• [Text block]:

MLA for Whitecourt-Ste. Anne
- In office March 12, 2001 – May 5, 2015
- Preceded by: Peter Trynchy
- Succeeded by: Oneil Carlier

Personal details
- Born: February 15, 1957 (age 69) Edson, Alberta
- Party: Progressive Conservative
- Occupation: former business owner, mayor, and town councillor

= George VanderBurg =

Canadian politician (born 1957)

George VanderBurg (born February 15, 1957) is a Canadian politician, who formerly represented the electoral district of Whitecourt-Ste. Anne in the Legislative Assembly of Alberta. He was a member of the Progressive Conservative Party.

VanderBurg won his third term in office by defeating Link Byfield in the 2008 Alberta general election. He served as Minister of Seniors and Community Supports in the Alberta government, appointed in 2011, succeeding Mary Anne Jablonski. Vanderburg lost his seat in May 2015 to NDP candidate, Oneil Carlier.

==Electoral history==

v; t; e; 2015 Alberta general election: Whitecourt-Ste. Anne
| Party | Candidate | Votes | % | ±% |
|  | New Democratic | Oneil Carlier | 5,442 | 35.90% | 30.44% |
|  | Wildrose | John Bos | 4,996 | 32.96% | -10.31% |
|  | Progressive Conservative | George Vanderburg | 4,721 | 31.14% | -14.77% |
| Total |  |  | 15,159 | – | – |
| Rejected, spoiled and declined |  |  | 79 | – | – |
| Eligible electors / turnout |  |  | 28,345 | 53.76% | -0.46% |
|  | New Democratic gain from Progressive Conservative |  | Swing |  | 0.14% |
Source(s) Source: "Whitecourt-Ste. Anne Official Results 2015 Alberta general election". Elections Alberta. Retrieved May 21, 2020.

• [Information given]:
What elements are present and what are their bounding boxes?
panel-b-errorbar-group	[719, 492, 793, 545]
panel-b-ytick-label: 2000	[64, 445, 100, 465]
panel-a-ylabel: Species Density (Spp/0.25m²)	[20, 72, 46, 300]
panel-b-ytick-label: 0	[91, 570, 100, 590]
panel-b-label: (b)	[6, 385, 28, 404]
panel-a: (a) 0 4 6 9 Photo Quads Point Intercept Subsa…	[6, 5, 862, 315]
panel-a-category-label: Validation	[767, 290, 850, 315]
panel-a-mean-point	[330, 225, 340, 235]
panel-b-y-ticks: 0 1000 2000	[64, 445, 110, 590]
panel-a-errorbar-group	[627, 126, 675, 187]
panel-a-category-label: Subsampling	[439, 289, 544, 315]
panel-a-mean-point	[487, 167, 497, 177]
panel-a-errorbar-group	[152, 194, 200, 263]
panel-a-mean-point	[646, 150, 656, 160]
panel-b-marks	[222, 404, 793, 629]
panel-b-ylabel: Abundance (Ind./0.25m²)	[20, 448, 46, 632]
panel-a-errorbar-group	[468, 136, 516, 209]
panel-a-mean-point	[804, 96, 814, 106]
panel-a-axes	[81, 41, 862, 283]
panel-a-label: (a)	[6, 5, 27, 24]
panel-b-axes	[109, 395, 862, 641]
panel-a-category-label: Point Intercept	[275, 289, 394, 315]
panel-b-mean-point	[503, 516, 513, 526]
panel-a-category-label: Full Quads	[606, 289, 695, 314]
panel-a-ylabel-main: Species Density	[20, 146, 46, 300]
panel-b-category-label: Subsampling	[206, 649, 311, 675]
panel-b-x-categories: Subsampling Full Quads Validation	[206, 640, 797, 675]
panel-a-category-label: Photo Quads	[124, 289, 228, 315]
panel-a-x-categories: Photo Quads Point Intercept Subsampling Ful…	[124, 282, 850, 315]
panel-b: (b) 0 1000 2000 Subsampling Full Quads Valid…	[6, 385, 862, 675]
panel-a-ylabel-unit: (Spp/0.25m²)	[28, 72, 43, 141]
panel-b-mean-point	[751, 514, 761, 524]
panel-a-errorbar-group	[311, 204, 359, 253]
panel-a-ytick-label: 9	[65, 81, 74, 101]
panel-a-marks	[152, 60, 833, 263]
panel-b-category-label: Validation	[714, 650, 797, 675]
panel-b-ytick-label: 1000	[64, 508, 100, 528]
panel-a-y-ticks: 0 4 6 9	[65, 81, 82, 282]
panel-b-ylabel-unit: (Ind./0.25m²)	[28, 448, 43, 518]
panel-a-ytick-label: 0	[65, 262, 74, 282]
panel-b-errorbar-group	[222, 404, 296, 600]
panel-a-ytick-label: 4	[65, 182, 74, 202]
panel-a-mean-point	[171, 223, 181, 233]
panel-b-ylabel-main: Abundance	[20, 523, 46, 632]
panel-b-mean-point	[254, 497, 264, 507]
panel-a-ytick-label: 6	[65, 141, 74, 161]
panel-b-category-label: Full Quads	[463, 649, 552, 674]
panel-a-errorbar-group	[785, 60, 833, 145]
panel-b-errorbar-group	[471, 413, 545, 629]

• [Problem to solve]:
Transcribe verbatim everything in the text on George VanderBurg from "George VanderBurg (born" down to "Progressive Conservative Party.", including both.

• [Reply]:
George VanderBurg (born February 15, 1957) is a Canadian politician, who formerly represented the electoral district of Whitecourt-Ste. Anne in the Legislative Assembly of Alberta. He was a member of the Progressive Conservative Party.